▶ **Records for the task**:
⁂

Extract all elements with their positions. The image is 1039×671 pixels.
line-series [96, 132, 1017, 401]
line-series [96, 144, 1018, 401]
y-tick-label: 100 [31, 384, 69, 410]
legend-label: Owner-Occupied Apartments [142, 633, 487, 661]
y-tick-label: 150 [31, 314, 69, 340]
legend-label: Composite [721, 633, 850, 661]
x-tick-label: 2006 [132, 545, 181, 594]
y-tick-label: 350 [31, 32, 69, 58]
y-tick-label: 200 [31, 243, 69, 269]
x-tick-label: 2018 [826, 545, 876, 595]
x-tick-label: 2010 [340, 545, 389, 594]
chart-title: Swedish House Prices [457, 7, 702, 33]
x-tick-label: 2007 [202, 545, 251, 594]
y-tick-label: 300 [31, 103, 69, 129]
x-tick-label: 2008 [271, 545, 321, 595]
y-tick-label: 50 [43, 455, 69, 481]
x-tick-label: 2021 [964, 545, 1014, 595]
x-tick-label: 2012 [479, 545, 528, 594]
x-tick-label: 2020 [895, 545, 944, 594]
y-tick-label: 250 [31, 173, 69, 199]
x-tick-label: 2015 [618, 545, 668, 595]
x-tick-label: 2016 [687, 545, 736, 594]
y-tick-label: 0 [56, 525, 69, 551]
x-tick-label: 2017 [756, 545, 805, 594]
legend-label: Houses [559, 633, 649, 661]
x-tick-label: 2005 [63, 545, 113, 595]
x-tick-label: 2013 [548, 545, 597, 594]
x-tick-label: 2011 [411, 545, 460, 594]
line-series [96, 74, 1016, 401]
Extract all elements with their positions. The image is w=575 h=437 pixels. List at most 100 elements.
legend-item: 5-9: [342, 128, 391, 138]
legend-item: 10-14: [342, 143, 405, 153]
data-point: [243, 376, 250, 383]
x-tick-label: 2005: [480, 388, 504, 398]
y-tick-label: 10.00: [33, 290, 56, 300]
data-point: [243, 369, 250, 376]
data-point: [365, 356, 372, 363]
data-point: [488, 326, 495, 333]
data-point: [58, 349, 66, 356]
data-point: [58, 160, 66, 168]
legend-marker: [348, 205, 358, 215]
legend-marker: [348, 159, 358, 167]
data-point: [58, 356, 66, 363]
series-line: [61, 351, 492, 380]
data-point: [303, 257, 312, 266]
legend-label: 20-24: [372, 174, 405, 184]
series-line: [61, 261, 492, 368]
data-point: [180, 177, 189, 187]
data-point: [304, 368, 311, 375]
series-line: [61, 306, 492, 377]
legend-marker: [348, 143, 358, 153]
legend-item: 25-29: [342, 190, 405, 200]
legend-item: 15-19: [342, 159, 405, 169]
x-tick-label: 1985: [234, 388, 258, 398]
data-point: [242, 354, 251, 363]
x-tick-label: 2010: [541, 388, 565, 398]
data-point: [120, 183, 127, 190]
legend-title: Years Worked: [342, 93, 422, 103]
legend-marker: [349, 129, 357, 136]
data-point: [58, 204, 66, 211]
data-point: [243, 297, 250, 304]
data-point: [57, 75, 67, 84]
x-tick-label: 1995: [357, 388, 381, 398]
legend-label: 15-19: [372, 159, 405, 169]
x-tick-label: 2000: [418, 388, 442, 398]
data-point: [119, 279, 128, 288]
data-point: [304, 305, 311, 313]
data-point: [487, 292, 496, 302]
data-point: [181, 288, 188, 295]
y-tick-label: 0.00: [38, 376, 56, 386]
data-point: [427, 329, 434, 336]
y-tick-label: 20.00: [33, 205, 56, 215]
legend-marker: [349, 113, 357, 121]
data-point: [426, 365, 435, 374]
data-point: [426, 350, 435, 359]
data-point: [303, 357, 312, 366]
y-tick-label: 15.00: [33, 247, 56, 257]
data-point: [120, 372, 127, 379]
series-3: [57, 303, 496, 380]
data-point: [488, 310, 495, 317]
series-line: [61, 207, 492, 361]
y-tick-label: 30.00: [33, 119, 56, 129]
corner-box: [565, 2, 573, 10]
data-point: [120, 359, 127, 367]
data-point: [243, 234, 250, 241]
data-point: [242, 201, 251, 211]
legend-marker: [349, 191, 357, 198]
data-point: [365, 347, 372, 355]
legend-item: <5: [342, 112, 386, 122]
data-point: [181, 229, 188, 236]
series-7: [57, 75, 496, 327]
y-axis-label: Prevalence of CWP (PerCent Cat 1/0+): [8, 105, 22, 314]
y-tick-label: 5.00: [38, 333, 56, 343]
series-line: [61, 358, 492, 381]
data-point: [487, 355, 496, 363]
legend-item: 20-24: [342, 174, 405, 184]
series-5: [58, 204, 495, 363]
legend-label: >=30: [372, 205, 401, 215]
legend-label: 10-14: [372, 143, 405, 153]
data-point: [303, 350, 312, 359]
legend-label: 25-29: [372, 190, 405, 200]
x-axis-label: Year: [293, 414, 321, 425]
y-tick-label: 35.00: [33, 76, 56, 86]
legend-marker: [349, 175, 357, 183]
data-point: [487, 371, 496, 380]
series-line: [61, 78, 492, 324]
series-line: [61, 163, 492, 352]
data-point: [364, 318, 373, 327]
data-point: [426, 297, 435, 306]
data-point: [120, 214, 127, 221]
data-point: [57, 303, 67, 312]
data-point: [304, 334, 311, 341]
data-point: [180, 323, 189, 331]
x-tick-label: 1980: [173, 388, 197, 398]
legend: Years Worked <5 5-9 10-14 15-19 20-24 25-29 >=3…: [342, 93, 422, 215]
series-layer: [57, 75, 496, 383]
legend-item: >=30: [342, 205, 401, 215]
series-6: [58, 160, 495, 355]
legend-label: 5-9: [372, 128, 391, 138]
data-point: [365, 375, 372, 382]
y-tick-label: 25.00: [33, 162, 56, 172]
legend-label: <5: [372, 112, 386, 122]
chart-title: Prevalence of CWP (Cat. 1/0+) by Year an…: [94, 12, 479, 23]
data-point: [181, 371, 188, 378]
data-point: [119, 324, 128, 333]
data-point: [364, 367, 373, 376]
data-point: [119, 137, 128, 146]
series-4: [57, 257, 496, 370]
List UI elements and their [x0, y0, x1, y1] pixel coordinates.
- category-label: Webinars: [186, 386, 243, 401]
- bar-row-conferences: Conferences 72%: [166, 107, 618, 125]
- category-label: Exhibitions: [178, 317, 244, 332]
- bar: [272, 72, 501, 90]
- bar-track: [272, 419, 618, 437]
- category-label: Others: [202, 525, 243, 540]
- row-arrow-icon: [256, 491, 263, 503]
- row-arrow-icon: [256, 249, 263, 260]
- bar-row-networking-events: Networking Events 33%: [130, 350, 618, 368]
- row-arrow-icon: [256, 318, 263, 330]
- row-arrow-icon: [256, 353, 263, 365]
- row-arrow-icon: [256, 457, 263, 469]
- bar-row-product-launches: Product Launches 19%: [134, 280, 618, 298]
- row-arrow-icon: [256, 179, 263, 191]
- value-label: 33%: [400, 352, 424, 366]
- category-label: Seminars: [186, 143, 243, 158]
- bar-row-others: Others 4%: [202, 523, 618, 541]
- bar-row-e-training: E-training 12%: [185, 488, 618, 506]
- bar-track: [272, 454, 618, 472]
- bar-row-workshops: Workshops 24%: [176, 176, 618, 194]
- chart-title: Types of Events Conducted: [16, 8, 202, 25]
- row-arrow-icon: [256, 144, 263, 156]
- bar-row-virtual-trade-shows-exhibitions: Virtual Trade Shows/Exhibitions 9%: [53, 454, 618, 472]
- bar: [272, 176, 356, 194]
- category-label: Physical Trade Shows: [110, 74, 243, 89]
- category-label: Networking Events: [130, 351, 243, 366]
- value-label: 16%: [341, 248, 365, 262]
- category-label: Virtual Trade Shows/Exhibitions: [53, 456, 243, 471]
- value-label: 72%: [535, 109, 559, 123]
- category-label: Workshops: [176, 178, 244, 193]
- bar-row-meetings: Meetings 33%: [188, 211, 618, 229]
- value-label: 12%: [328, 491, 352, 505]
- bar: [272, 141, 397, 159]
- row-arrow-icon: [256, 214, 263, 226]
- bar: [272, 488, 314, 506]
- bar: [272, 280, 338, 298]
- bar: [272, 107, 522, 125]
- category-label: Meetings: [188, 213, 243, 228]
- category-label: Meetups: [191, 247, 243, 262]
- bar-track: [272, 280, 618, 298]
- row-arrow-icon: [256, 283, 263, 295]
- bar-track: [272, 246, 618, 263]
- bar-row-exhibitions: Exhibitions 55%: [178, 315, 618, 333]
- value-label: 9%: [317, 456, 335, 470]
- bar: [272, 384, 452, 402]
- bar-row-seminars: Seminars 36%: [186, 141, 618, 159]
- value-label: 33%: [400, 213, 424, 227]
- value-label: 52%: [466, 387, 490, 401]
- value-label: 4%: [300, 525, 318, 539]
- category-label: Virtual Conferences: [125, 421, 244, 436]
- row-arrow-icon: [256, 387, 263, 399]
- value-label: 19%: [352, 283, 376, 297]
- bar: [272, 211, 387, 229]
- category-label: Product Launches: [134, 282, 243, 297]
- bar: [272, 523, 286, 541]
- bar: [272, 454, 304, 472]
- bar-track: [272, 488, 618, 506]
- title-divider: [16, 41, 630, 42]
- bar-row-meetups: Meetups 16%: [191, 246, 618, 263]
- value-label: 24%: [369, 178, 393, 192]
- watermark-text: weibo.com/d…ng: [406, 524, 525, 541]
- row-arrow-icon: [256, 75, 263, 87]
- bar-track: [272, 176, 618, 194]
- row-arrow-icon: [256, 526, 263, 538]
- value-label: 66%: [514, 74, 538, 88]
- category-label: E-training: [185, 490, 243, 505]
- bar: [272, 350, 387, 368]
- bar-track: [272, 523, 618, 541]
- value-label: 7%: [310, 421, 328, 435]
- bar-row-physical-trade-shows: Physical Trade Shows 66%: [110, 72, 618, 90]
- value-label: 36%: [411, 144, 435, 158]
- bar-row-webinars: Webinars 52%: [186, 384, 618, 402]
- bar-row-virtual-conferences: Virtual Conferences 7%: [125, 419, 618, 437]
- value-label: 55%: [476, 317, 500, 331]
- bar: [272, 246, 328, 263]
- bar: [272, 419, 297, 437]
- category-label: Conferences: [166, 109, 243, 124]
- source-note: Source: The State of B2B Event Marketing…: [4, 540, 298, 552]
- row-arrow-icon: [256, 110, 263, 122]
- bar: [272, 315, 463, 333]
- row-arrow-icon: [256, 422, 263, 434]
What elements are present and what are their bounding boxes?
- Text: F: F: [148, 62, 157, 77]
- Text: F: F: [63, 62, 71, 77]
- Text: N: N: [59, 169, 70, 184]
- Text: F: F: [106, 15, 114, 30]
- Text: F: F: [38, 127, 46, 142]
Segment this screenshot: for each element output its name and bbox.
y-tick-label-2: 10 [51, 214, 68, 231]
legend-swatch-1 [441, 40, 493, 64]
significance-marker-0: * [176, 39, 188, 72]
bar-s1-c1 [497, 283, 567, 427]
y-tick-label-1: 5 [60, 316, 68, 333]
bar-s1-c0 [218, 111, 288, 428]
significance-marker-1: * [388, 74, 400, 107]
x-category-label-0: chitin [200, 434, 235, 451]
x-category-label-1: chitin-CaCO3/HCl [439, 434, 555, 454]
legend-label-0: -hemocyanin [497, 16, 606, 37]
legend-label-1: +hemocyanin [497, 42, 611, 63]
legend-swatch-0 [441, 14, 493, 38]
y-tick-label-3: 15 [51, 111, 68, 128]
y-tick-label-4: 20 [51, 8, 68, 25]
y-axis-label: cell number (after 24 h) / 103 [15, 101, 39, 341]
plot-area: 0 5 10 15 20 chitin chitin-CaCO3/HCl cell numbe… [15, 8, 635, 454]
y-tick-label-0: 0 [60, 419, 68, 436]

⁂

▶ **Problem requirements**:
Copy the material verbatim, from its first line through the line that contains "data-point: [58, 160, 66, 168]", including both of those lines.

▶ **Final result**:
Extract all elements with their positions. The image is 1039×671 pixels.
line-series [96, 132, 1017, 401]
line-series [96, 144, 1018, 401]
y-tick-label: 100 [31, 384, 69, 410]
legend-label: Owner-Occupied Apartments [142, 633, 487, 661]
y-tick-label: 150 [31, 314, 69, 340]
legend-label: Composite [721, 633, 850, 661]
x-tick-label: 2006 [132, 545, 181, 594]
y-tick-label: 350 [31, 32, 69, 58]
y-tick-label: 200 [31, 243, 69, 269]
x-tick-label: 2018 [826, 545, 876, 595]
x-tick-label: 2010 [340, 545, 389, 594]
chart-title: Swedish House Prices [457, 7, 702, 33]
x-tick-label: 2007 [202, 545, 251, 594]
y-tick-label: 300 [31, 103, 69, 129]
x-tick-label: 2008 [271, 545, 321, 595]
y-tick-label: 50 [43, 455, 69, 481]
x-tick-label: 2021 [964, 545, 1014, 595]
x-tick-label: 2012 [479, 545, 528, 594]
x-tick-label: 2020 [895, 545, 944, 594]
y-tick-label: 250 [31, 173, 69, 199]
x-tick-label: 2015 [618, 545, 668, 595]
x-tick-label: 2016 [687, 545, 736, 594]
y-tick-label: 0 [56, 525, 69, 551]
x-tick-label: 2017 [756, 545, 805, 594]
legend-label: Houses [559, 633, 649, 661]
x-tick-label: 2005 [63, 545, 113, 595]
x-tick-label: 2013 [548, 545, 597, 594]
x-tick-label: 2011 [411, 545, 460, 594]
line-series [96, 74, 1016, 401]
Extract all elements with their positions. The image is w=575 h=437 pixels. List at most 100 elements.
legend-item: 5-9: [342, 128, 391, 138]
legend-item: 10-14: [342, 143, 405, 153]
data-point: [243, 376, 250, 383]
x-tick-label: 2005: [480, 388, 504, 398]
y-tick-label: 10.00: [33, 290, 56, 300]
data-point: [243, 369, 250, 376]
data-point: [365, 356, 372, 363]
data-point: [488, 326, 495, 333]
data-point: [58, 349, 66, 356]
data-point: [58, 160, 66, 168]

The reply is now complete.